> **Information shown**:
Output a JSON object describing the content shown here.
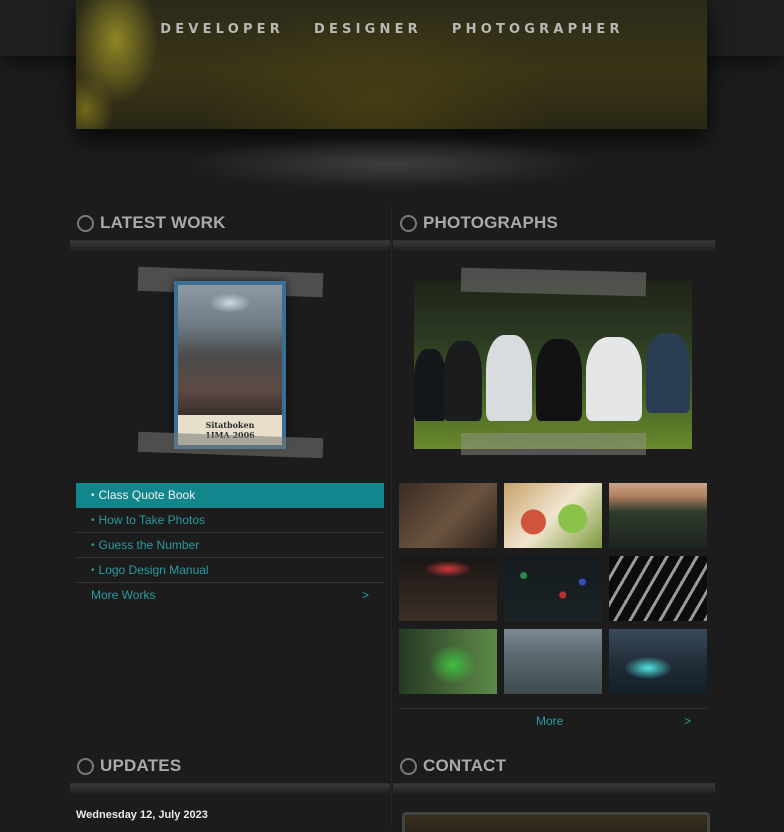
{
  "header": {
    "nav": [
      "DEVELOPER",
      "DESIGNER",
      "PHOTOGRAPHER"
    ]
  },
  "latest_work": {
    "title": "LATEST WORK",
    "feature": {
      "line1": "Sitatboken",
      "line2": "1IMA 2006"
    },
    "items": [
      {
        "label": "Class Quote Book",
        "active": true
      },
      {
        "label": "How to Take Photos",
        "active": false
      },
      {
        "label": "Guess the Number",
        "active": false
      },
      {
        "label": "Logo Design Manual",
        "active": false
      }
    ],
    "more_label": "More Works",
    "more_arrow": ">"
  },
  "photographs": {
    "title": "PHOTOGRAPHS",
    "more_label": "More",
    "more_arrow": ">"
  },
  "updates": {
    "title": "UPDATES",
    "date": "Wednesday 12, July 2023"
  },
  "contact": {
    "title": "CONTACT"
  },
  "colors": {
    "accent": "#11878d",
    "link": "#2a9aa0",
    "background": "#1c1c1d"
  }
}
==
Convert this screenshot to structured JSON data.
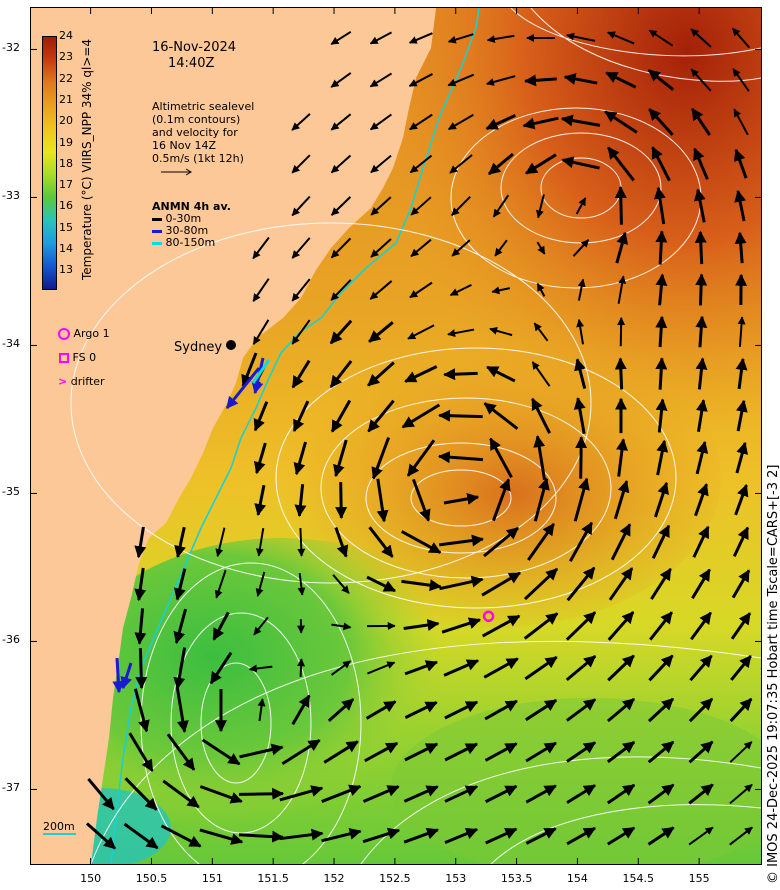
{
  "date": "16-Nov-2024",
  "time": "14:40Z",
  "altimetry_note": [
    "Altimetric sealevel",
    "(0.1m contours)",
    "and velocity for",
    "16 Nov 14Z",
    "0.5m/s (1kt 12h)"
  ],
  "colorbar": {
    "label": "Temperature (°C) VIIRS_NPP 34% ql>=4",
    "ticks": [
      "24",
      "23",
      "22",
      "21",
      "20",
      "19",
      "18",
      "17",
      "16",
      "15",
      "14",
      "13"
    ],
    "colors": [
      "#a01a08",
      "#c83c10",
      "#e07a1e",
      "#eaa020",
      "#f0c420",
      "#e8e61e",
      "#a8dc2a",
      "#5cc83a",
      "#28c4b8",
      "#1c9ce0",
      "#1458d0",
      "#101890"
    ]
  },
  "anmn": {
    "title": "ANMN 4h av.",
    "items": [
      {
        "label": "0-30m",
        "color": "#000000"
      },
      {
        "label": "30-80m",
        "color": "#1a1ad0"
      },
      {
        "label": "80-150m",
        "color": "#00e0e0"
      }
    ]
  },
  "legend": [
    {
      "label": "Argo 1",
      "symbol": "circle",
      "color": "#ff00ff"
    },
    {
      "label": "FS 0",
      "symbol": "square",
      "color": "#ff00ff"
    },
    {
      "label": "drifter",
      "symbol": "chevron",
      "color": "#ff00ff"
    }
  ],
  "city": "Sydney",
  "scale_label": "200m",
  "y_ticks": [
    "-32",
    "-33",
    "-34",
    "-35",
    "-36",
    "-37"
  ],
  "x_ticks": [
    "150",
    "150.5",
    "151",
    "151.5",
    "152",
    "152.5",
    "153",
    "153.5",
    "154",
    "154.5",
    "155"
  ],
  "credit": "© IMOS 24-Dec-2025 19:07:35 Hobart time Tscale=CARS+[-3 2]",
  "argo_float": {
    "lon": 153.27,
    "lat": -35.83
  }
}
--
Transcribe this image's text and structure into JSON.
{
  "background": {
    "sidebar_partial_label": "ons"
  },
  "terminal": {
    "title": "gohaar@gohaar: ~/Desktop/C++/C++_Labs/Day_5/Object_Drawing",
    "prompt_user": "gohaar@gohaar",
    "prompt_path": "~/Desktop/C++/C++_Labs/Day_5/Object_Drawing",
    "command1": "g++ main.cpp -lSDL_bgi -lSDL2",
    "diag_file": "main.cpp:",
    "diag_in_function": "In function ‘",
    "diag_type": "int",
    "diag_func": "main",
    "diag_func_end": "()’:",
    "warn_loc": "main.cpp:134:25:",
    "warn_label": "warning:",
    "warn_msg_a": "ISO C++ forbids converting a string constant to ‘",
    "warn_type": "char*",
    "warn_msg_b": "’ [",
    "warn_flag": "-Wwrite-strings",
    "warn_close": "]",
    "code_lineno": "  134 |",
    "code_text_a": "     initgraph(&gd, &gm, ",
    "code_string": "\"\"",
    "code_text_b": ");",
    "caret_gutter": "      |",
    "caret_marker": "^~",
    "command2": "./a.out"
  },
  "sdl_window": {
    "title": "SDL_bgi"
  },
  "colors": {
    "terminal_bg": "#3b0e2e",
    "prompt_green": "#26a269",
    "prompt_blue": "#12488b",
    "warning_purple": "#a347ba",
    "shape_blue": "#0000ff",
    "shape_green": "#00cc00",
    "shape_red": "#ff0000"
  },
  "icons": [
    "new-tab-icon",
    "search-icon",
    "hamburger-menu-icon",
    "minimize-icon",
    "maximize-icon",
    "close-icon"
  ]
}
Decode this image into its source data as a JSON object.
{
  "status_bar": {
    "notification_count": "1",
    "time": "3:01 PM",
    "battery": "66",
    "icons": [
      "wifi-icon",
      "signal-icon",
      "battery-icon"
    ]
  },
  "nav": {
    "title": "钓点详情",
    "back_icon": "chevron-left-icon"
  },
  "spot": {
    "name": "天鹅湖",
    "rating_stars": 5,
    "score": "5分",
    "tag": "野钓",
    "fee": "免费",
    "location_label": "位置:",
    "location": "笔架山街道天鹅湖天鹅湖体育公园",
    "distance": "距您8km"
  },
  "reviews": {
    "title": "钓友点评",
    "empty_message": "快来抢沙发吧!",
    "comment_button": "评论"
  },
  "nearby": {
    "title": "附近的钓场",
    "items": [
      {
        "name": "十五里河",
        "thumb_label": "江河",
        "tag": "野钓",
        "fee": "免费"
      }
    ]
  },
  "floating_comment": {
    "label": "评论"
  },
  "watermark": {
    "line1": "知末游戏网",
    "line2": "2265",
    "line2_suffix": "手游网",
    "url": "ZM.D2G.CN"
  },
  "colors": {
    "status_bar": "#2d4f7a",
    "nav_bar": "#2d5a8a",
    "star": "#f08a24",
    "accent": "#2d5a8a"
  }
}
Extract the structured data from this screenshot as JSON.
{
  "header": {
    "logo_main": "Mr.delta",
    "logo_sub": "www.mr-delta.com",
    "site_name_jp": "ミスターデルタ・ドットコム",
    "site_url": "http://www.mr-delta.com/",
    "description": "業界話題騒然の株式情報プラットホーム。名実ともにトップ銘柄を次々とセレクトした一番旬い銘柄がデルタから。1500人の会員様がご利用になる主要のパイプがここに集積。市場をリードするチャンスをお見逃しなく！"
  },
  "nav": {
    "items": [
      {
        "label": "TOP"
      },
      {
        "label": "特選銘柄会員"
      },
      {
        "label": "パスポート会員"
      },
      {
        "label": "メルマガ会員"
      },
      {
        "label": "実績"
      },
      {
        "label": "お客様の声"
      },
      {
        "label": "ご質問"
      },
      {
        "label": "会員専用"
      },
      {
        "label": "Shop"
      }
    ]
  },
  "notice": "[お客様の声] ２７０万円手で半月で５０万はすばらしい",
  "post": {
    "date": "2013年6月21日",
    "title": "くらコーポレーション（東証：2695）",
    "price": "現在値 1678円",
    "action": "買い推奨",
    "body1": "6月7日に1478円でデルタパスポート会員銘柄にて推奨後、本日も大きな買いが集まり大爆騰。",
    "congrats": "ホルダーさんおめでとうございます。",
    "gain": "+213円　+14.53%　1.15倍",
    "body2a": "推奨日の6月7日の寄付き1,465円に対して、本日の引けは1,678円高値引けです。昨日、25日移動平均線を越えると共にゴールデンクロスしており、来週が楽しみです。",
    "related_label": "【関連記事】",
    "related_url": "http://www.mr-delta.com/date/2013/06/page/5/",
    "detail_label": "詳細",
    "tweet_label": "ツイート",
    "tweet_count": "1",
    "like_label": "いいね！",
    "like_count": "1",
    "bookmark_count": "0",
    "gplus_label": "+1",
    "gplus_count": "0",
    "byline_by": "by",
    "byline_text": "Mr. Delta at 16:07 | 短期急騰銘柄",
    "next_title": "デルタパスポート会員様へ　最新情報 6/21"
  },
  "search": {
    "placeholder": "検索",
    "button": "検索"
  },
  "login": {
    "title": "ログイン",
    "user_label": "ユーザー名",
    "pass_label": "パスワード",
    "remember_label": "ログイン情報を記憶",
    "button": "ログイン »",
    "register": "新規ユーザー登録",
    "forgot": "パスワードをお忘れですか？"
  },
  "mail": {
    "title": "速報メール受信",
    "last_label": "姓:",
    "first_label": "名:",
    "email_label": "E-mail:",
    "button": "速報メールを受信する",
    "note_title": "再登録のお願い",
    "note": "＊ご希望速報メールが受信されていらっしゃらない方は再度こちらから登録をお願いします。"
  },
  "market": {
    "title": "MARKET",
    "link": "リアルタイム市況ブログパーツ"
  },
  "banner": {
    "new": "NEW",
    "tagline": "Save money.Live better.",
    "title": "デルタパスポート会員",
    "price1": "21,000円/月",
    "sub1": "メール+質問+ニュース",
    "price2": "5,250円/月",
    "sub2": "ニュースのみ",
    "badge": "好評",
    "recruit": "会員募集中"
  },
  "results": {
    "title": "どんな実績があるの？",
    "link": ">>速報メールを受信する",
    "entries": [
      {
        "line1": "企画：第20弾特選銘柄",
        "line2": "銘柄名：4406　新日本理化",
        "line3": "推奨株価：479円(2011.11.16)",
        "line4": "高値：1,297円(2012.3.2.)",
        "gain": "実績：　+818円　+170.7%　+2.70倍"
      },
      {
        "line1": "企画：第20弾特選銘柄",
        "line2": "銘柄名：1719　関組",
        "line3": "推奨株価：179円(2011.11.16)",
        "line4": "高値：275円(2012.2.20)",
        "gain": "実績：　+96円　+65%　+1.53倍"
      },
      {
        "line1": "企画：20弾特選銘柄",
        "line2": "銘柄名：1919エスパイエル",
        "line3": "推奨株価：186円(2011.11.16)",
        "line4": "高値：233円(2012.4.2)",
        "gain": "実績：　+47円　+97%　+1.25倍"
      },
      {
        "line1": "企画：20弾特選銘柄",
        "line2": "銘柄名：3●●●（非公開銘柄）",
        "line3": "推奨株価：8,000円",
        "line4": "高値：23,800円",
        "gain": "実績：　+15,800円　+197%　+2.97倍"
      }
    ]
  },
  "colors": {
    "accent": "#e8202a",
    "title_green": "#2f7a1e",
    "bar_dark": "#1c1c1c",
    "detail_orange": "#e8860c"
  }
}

> **Written instruction**:
Return every line holding the word "速報メールを受信する" from the records.

> **Expected answer**:
    "button": "速報メールを受信する",
    "link": ">>速報メールを受信する",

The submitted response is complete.